Raw records:
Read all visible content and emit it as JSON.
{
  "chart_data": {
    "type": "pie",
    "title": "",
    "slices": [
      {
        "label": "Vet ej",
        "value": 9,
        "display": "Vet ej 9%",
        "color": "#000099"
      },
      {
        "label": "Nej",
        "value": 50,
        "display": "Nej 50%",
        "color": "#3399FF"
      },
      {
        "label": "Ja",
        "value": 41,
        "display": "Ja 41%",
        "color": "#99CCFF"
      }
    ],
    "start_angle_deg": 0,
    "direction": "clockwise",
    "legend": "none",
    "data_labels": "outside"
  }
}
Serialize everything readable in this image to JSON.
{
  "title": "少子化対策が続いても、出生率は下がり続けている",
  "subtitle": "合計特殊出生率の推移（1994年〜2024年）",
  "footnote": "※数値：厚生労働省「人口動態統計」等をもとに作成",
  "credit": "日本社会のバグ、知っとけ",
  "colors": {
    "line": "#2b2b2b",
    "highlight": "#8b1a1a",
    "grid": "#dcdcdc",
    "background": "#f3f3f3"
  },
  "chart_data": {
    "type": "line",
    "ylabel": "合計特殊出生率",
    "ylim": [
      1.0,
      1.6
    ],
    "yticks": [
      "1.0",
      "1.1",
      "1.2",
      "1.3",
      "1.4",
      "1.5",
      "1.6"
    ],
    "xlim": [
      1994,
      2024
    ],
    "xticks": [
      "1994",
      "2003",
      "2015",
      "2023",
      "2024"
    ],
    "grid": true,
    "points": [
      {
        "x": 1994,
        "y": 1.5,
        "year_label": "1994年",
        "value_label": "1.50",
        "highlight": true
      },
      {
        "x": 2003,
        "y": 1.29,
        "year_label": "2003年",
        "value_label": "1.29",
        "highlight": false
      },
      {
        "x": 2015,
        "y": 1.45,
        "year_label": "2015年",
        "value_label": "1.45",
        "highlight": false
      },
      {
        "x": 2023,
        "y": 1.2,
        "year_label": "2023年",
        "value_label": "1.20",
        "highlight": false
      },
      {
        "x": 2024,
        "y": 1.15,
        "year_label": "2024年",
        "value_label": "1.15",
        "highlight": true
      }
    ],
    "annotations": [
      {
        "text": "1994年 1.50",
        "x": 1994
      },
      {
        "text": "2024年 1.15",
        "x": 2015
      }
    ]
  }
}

Your instructions: From the records above, extract every entry verbatim.

Response to the exercise:
Read all visible content and emit it as JSON.
{
  "chart_data": {
    "type": "pie",
    "title": "",
    "slices": [
      {
        "label": "Vet ej",
        "value": 9,
        "display": "Vet ej 9%",
        "color": "#000099"
      },
      {
        "label": "Nej",
        "value": 50,
        "display": "Nej 50%",
        "color": "#3399FF"
      },
      {
        "label": "Ja",
        "value": 41,
        "display": "Ja 41%",
        "color": "#99CCFF"
      }
    ],
    "start_angle_deg": 0,
    "direction": "clockwise",
    "legend": "none",
    "data_labels": "outside"
  }
}
Serialize everything readable in this image to JSON.
{
  "title": "少子化対策が続いても、出生率は下がり続けている",
  "subtitle": "合計特殊出生率の推移（1994年〜2024年）",
  "footnote": "※数値：厚生労働省「人口動態統計」等をもとに作成",
  "credit": "日本社会のバグ、知っとけ",
  "colors": {
    "line": "#2b2b2b",
    "highlight": "#8b1a1a",
    "grid": "#dcdcdc",
    "background": "#f3f3f3"
  },
  "chart_data": {
    "type": "line",
    "ylabel": "合計特殊出生率",
    "ylim": [
      1.0,
      1.6
    ],
    "yticks": [
      "1.0",
      "1.1",
      "1.2",
      "1.3",
      "1.4",
      "1.5",
      "1.6"
    ],
    "xlim": [
      1994,
      2024
    ],
    "xticks": [
      "1994",
      "2003",
      "2015",
      "2023",
      "2024"
    ],
    "grid": true,
    "points": [
      {
        "x": 1994,
        "y": 1.5,
        "year_label": "1994年",
        "value_label": "1.50",
        "highlight": true
      },
      {
        "x": 2003,
        "y": 1.29,
        "year_label": "2003年",
        "value_label": "1.29",
        "highlight": false
      },
      {
        "x": 2015,
        "y": 1.45,
        "year_label": "2015年",
        "value_label": "1.45",
        "highlight": false
      },
      {
        "x": 2023,
        "y": 1.2,
        "year_label": "2023年",
        "value_label": "1.20",
        "highlight": false
      },
      {
        "x": 2024,
        "y": 1.15,
        "year_label": "2024年",
        "value_label": "1.15",
        "highlight": true
      }
    ],
    "annotations": [
      {
        "text": "1994年 1.50",
        "x": 1994
      },
      {
        "text": "2024年 1.15",
        "x": 2015
      }
    ]
  }
}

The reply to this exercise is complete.